▸ **What the exercise asks**
Search the data for the string "familia" and extract every line where it appears.
[START OF Data extract]
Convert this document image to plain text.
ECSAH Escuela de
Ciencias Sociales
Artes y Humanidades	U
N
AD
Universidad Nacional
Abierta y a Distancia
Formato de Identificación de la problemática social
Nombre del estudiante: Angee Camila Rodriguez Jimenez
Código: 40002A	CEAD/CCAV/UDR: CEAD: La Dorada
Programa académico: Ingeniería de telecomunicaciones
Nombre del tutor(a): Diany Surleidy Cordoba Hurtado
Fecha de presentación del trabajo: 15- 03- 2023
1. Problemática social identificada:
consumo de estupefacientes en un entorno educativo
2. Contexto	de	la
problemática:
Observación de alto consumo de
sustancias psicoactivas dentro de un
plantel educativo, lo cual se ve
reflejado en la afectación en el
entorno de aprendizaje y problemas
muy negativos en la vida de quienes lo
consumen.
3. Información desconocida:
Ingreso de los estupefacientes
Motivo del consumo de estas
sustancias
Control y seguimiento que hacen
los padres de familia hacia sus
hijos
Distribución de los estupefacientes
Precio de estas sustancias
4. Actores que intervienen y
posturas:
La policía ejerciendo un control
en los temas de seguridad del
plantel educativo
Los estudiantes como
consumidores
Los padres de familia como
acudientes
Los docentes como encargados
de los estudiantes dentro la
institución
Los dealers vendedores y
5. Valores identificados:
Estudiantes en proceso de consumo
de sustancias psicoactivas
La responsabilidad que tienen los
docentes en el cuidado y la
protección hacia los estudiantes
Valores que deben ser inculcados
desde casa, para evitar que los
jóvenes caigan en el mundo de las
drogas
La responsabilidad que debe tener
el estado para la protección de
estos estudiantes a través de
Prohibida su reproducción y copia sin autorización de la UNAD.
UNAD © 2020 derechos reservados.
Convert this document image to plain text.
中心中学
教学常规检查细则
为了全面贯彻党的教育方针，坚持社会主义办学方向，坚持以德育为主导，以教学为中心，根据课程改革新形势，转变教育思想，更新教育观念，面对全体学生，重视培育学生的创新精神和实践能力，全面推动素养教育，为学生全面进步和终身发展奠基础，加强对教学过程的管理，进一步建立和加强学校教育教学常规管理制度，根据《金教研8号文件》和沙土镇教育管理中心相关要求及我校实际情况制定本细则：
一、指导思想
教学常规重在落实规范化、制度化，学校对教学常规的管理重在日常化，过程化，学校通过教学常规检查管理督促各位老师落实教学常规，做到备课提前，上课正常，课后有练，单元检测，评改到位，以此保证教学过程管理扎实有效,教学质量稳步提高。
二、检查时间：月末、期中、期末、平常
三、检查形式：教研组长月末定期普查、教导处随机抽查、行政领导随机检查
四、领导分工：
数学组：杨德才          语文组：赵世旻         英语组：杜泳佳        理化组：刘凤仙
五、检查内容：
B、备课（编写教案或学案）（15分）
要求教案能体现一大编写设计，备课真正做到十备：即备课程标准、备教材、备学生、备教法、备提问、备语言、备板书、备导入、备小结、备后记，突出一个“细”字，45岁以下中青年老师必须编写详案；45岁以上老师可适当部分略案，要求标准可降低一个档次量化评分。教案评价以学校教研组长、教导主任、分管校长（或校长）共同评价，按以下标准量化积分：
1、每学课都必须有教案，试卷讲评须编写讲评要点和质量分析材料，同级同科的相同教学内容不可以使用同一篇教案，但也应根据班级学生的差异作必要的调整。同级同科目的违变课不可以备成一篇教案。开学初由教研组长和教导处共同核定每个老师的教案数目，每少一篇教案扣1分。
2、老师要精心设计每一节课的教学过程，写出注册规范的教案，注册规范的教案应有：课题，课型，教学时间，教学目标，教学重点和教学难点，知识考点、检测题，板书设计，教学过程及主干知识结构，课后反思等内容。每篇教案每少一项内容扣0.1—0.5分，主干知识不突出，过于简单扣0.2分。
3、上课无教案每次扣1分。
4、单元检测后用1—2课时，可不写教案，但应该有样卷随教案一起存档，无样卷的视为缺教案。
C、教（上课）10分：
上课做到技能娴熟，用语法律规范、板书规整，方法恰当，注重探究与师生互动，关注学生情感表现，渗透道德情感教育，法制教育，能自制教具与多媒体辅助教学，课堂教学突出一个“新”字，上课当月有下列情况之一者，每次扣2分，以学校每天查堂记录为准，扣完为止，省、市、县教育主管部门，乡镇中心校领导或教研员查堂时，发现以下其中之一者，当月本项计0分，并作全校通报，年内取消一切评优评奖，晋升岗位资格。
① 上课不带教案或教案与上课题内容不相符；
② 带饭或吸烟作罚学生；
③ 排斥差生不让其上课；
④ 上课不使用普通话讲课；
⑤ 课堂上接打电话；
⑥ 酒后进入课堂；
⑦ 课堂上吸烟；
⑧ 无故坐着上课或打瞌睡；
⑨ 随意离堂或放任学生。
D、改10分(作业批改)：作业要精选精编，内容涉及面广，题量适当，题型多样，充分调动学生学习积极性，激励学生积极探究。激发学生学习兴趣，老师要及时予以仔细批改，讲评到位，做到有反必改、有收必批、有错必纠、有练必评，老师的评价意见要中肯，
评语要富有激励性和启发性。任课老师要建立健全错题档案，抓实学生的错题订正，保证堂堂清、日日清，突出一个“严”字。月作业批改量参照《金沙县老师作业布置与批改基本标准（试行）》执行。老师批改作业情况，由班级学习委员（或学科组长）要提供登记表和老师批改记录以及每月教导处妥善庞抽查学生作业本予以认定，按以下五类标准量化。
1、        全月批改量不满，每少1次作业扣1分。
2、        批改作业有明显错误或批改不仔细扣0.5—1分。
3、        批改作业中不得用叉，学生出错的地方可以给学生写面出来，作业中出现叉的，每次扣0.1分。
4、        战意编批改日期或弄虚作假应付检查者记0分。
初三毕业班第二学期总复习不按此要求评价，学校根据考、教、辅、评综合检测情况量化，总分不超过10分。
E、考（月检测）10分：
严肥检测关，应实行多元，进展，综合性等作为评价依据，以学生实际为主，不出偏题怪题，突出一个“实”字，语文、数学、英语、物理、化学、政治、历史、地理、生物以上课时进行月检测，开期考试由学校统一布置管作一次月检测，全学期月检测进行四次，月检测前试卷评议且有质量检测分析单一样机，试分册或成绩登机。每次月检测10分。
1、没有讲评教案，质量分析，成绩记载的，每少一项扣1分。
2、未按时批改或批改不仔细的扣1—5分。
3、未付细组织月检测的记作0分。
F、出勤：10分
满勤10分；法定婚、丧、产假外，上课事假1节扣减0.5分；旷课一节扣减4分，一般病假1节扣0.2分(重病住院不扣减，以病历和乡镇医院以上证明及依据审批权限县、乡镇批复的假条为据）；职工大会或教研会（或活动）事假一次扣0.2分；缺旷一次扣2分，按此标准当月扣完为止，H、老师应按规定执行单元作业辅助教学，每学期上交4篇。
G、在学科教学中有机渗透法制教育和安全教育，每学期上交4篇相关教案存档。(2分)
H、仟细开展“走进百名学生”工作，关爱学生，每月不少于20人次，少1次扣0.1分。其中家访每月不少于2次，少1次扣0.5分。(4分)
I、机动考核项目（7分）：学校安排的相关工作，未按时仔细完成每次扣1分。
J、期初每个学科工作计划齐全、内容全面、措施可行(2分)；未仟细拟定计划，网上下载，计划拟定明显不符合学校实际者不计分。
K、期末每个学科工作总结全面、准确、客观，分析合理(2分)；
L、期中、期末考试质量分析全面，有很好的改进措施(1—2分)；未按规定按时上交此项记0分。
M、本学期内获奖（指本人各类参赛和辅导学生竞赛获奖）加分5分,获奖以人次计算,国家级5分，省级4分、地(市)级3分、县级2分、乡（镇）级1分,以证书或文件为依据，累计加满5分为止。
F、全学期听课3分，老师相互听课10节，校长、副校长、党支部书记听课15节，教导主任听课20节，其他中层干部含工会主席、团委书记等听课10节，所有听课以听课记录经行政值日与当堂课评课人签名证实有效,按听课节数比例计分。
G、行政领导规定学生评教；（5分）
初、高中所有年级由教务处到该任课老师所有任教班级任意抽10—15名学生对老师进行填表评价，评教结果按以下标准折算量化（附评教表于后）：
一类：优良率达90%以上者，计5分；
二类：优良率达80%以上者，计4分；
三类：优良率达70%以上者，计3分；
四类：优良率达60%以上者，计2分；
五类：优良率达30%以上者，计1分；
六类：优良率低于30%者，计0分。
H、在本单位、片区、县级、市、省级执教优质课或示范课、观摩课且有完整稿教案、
[END OF Data extract]
▸ **Solution below**
los padres de familia hacia sus
Los padres de familia como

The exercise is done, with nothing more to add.